╭─ Working data

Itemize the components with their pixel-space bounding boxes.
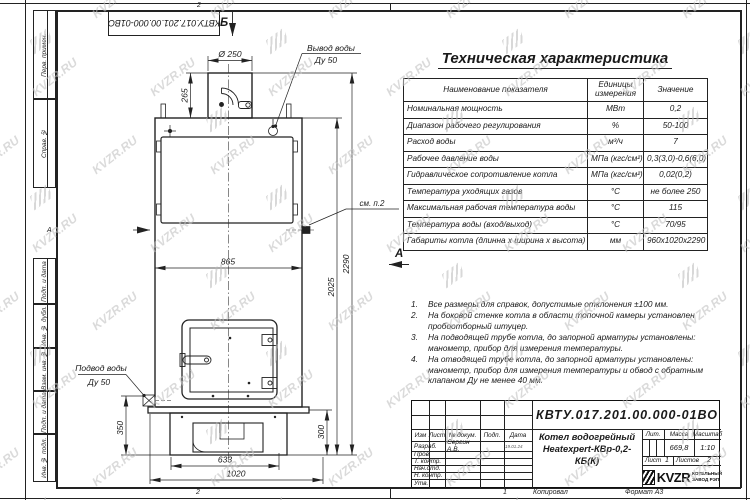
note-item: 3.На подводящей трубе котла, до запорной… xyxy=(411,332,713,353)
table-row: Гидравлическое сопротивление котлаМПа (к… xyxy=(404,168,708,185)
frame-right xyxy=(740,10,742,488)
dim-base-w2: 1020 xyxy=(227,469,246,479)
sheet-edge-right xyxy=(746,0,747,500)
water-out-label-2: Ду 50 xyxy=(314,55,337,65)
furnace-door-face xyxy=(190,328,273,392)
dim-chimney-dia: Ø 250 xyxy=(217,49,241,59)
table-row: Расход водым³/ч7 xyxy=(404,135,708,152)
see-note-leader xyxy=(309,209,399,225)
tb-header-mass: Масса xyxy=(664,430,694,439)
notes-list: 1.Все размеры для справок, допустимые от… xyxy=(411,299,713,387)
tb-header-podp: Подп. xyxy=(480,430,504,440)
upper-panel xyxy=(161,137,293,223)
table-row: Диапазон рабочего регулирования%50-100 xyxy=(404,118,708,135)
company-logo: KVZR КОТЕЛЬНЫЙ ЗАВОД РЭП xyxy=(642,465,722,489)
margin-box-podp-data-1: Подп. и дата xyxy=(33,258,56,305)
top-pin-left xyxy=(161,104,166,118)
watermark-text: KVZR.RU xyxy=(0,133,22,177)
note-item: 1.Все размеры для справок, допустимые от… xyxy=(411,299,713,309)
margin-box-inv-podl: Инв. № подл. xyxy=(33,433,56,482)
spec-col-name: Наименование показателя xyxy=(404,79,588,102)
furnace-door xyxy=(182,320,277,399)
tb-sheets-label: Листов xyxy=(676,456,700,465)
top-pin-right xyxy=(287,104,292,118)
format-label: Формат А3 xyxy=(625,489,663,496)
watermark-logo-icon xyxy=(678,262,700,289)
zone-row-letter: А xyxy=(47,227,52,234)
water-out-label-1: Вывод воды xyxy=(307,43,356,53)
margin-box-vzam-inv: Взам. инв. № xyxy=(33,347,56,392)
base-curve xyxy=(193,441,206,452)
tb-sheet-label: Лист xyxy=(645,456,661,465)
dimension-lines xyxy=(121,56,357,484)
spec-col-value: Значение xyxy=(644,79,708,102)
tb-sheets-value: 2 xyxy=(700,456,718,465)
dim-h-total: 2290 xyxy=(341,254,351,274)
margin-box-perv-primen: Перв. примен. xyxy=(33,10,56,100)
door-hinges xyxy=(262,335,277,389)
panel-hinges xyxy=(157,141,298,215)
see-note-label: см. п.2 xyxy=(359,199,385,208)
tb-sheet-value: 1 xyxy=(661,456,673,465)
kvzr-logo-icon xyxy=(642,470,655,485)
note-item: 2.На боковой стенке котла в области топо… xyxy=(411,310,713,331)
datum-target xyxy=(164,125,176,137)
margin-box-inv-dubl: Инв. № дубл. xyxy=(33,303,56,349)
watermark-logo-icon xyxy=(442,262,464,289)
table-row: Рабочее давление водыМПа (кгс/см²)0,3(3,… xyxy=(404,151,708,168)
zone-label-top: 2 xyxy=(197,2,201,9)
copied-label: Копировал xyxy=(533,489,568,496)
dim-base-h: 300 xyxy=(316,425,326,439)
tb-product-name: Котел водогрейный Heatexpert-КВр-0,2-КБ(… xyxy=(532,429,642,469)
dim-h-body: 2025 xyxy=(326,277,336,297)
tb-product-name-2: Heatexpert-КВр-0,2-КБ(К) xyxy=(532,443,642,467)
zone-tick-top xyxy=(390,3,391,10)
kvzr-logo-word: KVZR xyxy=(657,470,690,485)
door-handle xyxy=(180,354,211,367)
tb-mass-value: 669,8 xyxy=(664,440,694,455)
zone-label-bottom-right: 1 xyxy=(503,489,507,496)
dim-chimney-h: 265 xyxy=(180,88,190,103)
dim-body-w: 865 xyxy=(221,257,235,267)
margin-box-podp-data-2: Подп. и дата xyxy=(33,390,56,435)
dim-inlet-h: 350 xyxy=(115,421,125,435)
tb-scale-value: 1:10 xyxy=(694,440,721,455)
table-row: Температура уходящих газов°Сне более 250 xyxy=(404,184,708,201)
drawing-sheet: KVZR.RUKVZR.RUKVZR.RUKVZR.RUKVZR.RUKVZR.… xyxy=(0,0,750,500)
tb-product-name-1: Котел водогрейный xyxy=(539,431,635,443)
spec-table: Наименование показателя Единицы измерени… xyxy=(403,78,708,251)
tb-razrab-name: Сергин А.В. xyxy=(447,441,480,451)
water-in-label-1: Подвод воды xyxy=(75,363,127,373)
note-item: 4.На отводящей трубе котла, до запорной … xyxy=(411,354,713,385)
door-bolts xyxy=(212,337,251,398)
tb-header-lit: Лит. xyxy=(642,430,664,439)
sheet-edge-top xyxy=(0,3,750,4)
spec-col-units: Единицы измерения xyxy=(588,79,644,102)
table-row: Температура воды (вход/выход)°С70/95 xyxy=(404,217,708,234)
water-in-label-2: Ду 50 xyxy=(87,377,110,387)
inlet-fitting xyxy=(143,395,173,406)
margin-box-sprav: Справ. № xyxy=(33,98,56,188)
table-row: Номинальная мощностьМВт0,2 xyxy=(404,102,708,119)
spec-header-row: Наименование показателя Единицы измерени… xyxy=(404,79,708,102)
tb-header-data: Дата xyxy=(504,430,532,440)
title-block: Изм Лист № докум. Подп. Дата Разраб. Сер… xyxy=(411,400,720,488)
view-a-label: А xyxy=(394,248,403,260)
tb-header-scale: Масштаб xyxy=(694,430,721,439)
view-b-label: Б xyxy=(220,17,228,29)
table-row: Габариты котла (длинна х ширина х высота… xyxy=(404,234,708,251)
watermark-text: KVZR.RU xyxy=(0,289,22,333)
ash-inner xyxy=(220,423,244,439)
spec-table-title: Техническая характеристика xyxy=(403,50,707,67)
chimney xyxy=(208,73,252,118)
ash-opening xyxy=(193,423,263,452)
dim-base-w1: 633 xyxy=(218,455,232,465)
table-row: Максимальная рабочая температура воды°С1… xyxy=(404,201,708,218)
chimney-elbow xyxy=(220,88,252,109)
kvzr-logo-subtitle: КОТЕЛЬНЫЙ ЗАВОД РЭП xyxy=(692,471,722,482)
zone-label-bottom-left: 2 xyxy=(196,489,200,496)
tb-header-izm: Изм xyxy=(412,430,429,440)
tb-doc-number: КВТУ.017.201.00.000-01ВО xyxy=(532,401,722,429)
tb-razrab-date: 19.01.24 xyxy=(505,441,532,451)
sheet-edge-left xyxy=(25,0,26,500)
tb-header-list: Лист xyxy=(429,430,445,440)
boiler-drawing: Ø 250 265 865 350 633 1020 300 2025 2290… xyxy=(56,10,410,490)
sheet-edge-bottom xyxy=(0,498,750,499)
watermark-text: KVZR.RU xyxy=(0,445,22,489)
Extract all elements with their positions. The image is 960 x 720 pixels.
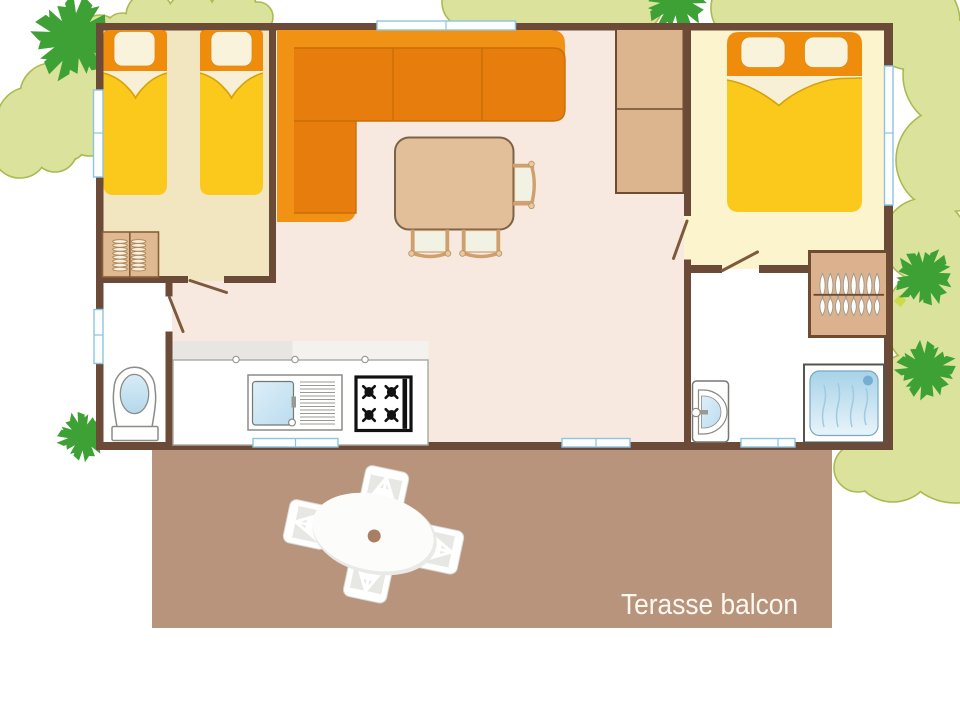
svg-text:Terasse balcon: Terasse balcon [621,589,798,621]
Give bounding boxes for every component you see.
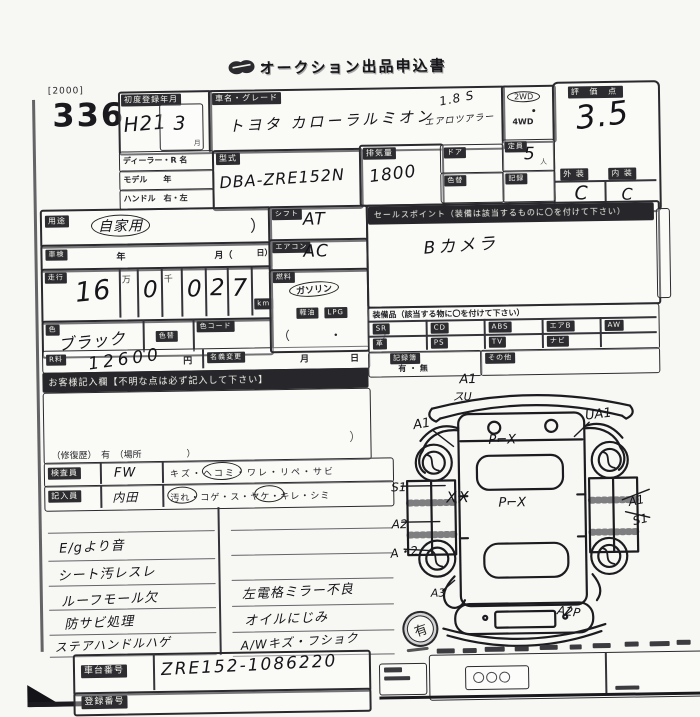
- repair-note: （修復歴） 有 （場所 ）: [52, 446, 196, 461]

╰─

Requirements
Please put every one of the rows above into a Markdown table with the columns "Number" and "Line", one line per table row and blank lines skipped. Leave the pictures out.

Exercise output
| Number | Line |
|---|---|
| 1 | Itemize the components with their pixel-space bounding boxes. |
| 2 | note-item: 3.На подводящей трубе котла, до запорной… xyxy=(411,332,713,353) |
| 3 | table-row: Гидравлическое сопротивление котлаМПа (к… xyxy=(404,168,708,185) |
| 4 | frame-right xyxy=(740,10,742,488) |
| 5 | dim-base-w2: 1020 xyxy=(227,469,246,479) |
| 6 | sheet-edge-right xyxy=(746,0,747,500) |
| 7 | water-out-label-2: Ду 50 xyxy=(314,55,337,65) |
| 8 | furnace-door-face xyxy=(190,328,273,392) |
| 9 | dim-chimney-dia: Ø 250 xyxy=(217,49,241,59) |
| 10 | table-row: Расход водым³/ч7 xyxy=(404,135,708,152) |
| 11 | see-note-leader xyxy=(309,209,399,225) |
| 12 | tb-header-mass: Масса xyxy=(664,430,694,439) |
| 13 | notes-list: 1.Все размеры для справок, допустимые от… xyxy=(411,299,713,387) |
| 14 | tb-header-podp: Подп. xyxy=(480,430,504,440) |
| 15 | upper-panel xyxy=(161,137,293,223) |
| 16 | table-row: Диапазон рабочего регулирования%50-100 xyxy=(404,118,708,135) |
| 17 | company-logo: KVZR КОТЕЛЬНЫЙ ЗАВОД РЭП xyxy=(642,465,722,489) |
| 18 | margin-box-podp-data-1: Подп. и дата xyxy=(33,258,56,305) |
| 19 | top-pin-left xyxy=(161,104,166,118) |
| 20 | watermark-text: KVZR.RU xyxy=(0,133,22,177) |
| 21 | note-item: 1.Все размеры для справок, допустимые от… xyxy=(411,299,713,309) |
| 22 | margin-box-inv-podl: Инв. № подл. xyxy=(33,433,56,482) |
| 23 | spec-col-name: Наименование показателя xyxy=(404,79,588,102) |
| 24 | furnace-door xyxy=(182,320,277,399) |
| 25 | tb-sheets-label: Листов xyxy=(676,456,700,465) |
| 26 | top-pin-right xyxy=(287,104,292,118) |
| 27 | format-label: Формат А3 xyxy=(625,489,663,496) |
| 28 | watermark-logo-icon xyxy=(678,262,700,289) |
| 29 | zone-row-letter: А xyxy=(47,227,52,234) |
| 30 | water-out-label-1: Вывод воды xyxy=(307,43,356,53) |
| 31 | margin-box-vzam-inv: Взам. инв. № xyxy=(33,347,56,392) |
| 32 | base-curve xyxy=(193,441,206,452) |
| 33 | tb-sheet-label: Лист xyxy=(645,456,661,465) |
| 34 | dimension-lines xyxy=(121,56,357,484) |
| 35 | spec-col-value: Значение xyxy=(644,79,708,102) |
| 36 | tb-sheets-value: 2 xyxy=(700,456,718,465) |
| 37 | dim-h-total: 2290 xyxy=(341,254,351,274) |
| 38 | margin-box-perv-primen: Перв. примен. xyxy=(33,10,56,100) |
| 39 | door-hinges xyxy=(262,335,277,389) |
| 40 | panel-hinges xyxy=(157,141,298,215) |
| 41 | see-note-label: см. п.2 xyxy=(359,199,385,208) |
| 42 | tb-sheet-value: 1 xyxy=(661,456,673,465) |
| 43 | kvzr-logo-icon xyxy=(642,470,655,485) |
| 44 | note-item: 2.На боковой стенке котла в области топо… xyxy=(411,310,713,331) |
| 45 | datum-target xyxy=(164,125,176,137) |
| 46 | margin-box-inv-dubl: Инв. № дубл. xyxy=(33,303,56,349) |
| 47 | watermark-logo-icon xyxy=(442,262,464,289) |
| 48 | table-row: Рабочее давление водыМПа (кгс/см²)0,3(3,… xyxy=(404,151,708,168) |
| 49 | zone-label-top: 2 xyxy=(197,2,201,9) |
| 50 | copied-label: Копировал xyxy=(533,489,568,496) |
| 51 | dim-base-h: 300 xyxy=(316,425,326,439) |
| 52 | tb-product-name: Котел водогрейный Heatexpert-КВр-0,2-КБ(… xyxy=(532,429,642,469) |
| 53 | dim-h-body: 2025 xyxy=(326,277,336,297) |
| 54 | tb-product-name-2: Heatexpert-КВр-0,2-КБ(К) xyxy=(532,443,642,467) |
| 55 | zone-tick-top xyxy=(390,3,391,10) |
| 56 | kvzr-logo-word: KVZR xyxy=(657,470,690,485) |
| 57 | door-handle xyxy=(180,354,211,367) |
| 58 | tb-mass-value: 669,8 xyxy=(664,440,694,455) |
| 59 | zone-label-bottom-right: 1 xyxy=(503,489,507,496) |
| 60 | dim-chimney-h: 265 xyxy=(180,88,190,103) |
| 61 | dim-body-w: 865 xyxy=(221,257,235,267) |
| 62 | margin-box-podp-data-2: Подп. и дата xyxy=(33,390,56,435) |
| 63 | dim-inlet-h: 350 xyxy=(115,421,125,435) |
| 64 | tb-scale-value: 1:10 xyxy=(694,440,721,455) |
| 65 | table-row: Температура уходящих газов°Сне более 250 xyxy=(404,184,708,201) |
| 66 | drawing-sheet: KVZR.RUKVZR.RUKVZR.RUKVZR.RUKVZR.RUKVZR.… xyxy=(0,0,750,500) |
| 67 | tb-product-name-1: Котел водогрейный xyxy=(539,431,635,443) |
| 68 | spec-table: Наименование показателя Единицы измерени… xyxy=(403,78,708,251) |
| 69 | tb-razrab-name: Сергин А.В. xyxy=(447,441,480,451) |
| 70 | water-in-label-1: Подвод воды xyxy=(75,363,127,373) |
| 71 | note-item: 4.На отводящей трубе котла, до запорной … xyxy=(411,354,713,385) |
| 72 | door-bolts xyxy=(212,337,251,398) |
| 73 | tb-header-lit: Лит. xyxy=(642,430,664,439) |
| 74 | sheet-edge-top xyxy=(0,3,750,4) |
| 75 | spec-col-units: Единицы измерения xyxy=(588,79,644,102) |
| 76 | table-row: Температура воды (вход/выход)°С70/95 xyxy=(404,217,708,234) |
| 77 | water-in-label-2: Ду 50 xyxy=(87,377,110,387) |
| 78 | inlet-fitting xyxy=(143,395,173,406) |
| 79 | margin-box-sprav: Справ. № xyxy=(33,98,56,188) |
| 80 | table-row: Номинальная мощностьМВт0,2 xyxy=(404,102,708,119) |
| 81 | spec-header-row: Наименование показателя Единицы измерени… xyxy=(404,79,708,102) |
| 82 | tb-header-data: Дата xyxy=(504,430,532,440) |
| 83 | title-block: Изм Лист № докум. Подп. Дата Разраб. Сер… xyxy=(411,400,720,488) |
| 84 | view-a-label: А xyxy=(394,248,403,260) |
| 85 | tb-header-scale: Масштаб xyxy=(694,430,721,439) |
| 86 | view-b-label: Б xyxy=(220,17,228,29) |
| 87 | table-row: Габариты котла (длинна х ширина х высота… xyxy=(404,234,708,251) |
| 88 | watermark-text: KVZR.RU xyxy=(0,289,22,333) |
| 89 | ash-inner xyxy=(220,423,244,439) |
| 90 | spec-table-title: Техническая характеристика xyxy=(403,50,707,67) |
| 91 | chimney xyxy=(208,73,252,118) |
| 92 | ash-opening xyxy=(193,423,263,452) |
| 93 | dim-base-w1: 633 xyxy=(218,455,232,465) |
| 94 | table-row: Максимальная рабочая температура воды°С1… xyxy=(404,201,708,218) |
| 95 | chimney-elbow xyxy=(220,88,252,109) |
| 96 | kvzr-logo-subtitle: КОТЕЛЬНЫЙ ЗАВОД РЭП xyxy=(692,471,722,482) |
| 97 | zone-label-bottom-left: 2 xyxy=(196,489,200,496) |
| 98 | tb-header-izm: Изм xyxy=(412,430,429,440) |
| 99 | tb-doc-number: КВТУ.017.201.00.000-01ВО xyxy=(532,401,722,429) |
| 100 | tb-razrab-date: 19.01.24 xyxy=(505,441,532,451) |
| 101 | sheet-edge-left xyxy=(25,0,26,500) |
| 102 | tb-header-list: Лист xyxy=(429,430,445,440) |
| 103 | boiler-drawing: Ø 250 265 865 350 633 1020 300 2025 2290… xyxy=(56,10,410,490) |
| 104 | sheet-edge-bottom xyxy=(0,498,750,499) |
| 105 | watermark-text: KVZR.RU xyxy=(0,445,22,489) |
| 106 | Extract all elements with their positions. The image is 960 x 720 pixels. |
| 107 | svg-text:Terasse balcon: Terasse balcon [621,589,798,621] |
| 108 | Give bounding boxes for every component you see. |
| 109 | - repair-note: （修復歴） 有 （場所 ）: [52, 446, 196, 461] |